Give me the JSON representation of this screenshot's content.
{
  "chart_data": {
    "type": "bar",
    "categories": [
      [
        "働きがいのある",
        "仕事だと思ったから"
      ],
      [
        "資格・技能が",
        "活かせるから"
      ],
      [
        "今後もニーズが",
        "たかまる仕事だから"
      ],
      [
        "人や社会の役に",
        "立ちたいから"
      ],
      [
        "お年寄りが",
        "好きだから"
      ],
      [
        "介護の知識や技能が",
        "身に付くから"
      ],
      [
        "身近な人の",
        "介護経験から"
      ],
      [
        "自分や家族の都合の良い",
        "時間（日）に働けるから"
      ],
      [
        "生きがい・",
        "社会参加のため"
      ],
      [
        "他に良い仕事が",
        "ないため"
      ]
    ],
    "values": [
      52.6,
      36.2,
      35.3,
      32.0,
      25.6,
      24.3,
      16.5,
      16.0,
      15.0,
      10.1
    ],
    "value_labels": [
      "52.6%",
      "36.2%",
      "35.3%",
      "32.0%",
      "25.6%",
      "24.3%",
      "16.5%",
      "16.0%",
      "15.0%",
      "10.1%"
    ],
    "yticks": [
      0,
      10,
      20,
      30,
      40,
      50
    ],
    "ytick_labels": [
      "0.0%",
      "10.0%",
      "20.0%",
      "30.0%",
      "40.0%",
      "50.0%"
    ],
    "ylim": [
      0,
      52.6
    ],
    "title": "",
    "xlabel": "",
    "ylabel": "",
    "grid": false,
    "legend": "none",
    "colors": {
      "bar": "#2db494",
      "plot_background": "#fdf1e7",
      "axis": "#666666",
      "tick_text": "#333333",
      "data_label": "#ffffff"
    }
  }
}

- [Task to carry out]:
Copy the material above verbatim.

- [Task output]:
Give me the JSON representation of this screenshot's content.
{
  "chart_data": {
    "type": "bar",
    "categories": [
      [
        "働きがいのある",
        "仕事だと思ったから"
      ],
      [
        "資格・技能が",
        "活かせるから"
      ],
      [
        "今後もニーズが",
        "たかまる仕事だから"
      ],
      [
        "人や社会の役に",
        "立ちたいから"
      ],
      [
        "お年寄りが",
        "好きだから"
      ],
      [
        "介護の知識や技能が",
        "身に付くから"
      ],
      [
        "身近な人の",
        "介護経験から"
      ],
      [
        "自分や家族の都合の良い",
        "時間（日）に働けるから"
      ],
      [
        "生きがい・",
        "社会参加のため"
      ],
      [
        "他に良い仕事が",
        "ないため"
      ]
    ],
    "values": [
      52.6,
      36.2,
      35.3,
      32.0,
      25.6,
      24.3,
      16.5,
      16.0,
      15.0,
      10.1
    ],
    "value_labels": [
      "52.6%",
      "36.2%",
      "35.3%",
      "32.0%",
      "25.6%",
      "24.3%",
      "16.5%",
      "16.0%",
      "15.0%",
      "10.1%"
    ],
    "yticks": [
      0,
      10,
      20,
      30,
      40,
      50
    ],
    "ytick_labels": [
      "0.0%",
      "10.0%",
      "20.0%",
      "30.0%",
      "40.0%",
      "50.0%"
    ],
    "ylim": [
      0,
      52.6
    ],
    "title": "",
    "xlabel": "",
    "ylabel": "",
    "grid": false,
    "legend": "none",
    "colors": {
      "bar": "#2db494",
      "plot_background": "#fdf1e7",
      "axis": "#666666",
      "tick_text": "#333333",
      "data_label": "#ffffff"
    }
  }
}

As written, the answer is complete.